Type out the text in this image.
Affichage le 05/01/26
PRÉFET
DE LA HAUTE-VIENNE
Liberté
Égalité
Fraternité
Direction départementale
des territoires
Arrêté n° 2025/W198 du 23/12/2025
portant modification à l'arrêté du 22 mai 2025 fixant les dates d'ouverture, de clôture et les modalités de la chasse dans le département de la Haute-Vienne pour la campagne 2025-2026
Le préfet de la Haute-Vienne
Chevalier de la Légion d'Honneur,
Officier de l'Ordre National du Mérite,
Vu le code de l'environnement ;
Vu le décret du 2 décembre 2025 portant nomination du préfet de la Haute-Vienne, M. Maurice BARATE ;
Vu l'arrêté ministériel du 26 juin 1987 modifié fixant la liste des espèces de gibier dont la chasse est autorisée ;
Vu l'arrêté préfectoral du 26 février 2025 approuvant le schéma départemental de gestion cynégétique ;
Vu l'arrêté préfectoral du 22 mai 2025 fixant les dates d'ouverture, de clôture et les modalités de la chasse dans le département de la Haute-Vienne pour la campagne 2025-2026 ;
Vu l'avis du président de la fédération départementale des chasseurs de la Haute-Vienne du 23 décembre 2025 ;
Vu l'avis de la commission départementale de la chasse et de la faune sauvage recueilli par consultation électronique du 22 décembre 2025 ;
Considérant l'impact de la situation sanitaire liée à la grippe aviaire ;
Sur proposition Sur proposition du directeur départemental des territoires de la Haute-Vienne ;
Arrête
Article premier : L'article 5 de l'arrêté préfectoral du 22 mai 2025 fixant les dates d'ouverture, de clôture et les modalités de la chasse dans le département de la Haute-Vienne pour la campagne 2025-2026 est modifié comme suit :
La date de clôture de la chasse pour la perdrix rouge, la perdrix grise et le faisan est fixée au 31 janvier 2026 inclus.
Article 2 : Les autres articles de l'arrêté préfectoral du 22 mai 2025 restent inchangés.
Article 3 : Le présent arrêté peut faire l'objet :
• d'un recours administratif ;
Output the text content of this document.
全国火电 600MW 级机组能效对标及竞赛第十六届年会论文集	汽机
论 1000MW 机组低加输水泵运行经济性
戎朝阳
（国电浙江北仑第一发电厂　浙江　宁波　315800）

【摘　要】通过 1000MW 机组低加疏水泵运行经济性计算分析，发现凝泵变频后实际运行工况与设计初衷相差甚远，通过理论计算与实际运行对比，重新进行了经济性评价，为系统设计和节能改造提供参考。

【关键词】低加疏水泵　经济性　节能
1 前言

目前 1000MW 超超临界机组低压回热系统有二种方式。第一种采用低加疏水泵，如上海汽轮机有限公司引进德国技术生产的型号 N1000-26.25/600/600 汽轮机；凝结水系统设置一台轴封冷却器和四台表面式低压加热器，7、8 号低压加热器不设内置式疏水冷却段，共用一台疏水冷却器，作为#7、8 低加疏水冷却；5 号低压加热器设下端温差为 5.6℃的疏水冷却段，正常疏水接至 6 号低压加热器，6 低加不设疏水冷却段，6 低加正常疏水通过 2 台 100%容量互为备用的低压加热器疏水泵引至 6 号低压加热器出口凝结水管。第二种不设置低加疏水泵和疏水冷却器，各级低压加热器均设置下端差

__________

*Requirements*:
Everything from the line containing "Output the text content of this document." to the last line of the entries above should be quoted exactly, and only that.

*Answer for the task*:
Output the text content of this document.
全国火电 600MW 级机组能效对标及竞赛第十六届年会论文集	汽机
论 1000MW 机组低加输水泵运行经济性
戎朝阳
（国电浙江北仑第一发电厂　浙江　宁波　315800）

【摘　要】通过 1000MW 机组低加疏水泵运行经济性计算分析，发现凝泵变频后实际运行工况与设计初衷相差甚远，通过理论计算与实际运行对比，重新进行了经济性评价，为系统设计和节能改造提供参考。

【关键词】低加疏水泵　经济性　节能
1 前言

目前 1000MW 超超临界机组低压回热系统有二种方式。第一种采用低加疏水泵，如上海汽轮机有限公司引进德国技术生产的型号 N1000-26.25/600/600 汽轮机；凝结水系统设置一台轴封冷却器和四台表面式低压加热器，7、8 号低压加热器不设内置式疏水冷却段，共用一台疏水冷却器，作为#7、8 低加疏水冷却；5 号低压加热器设下端温差为 5.6℃的疏水冷却段，正常疏水接至 6 号低压加热器，6 低加不设疏水冷却段，6 低加正常疏水通过 2 台 100%容量互为备用的低压加热器疏水泵引至 6 号低压加热器出口凝结水管。第二种不设置低加疏水泵和疏水冷却器，各级低压加热器均设置下端差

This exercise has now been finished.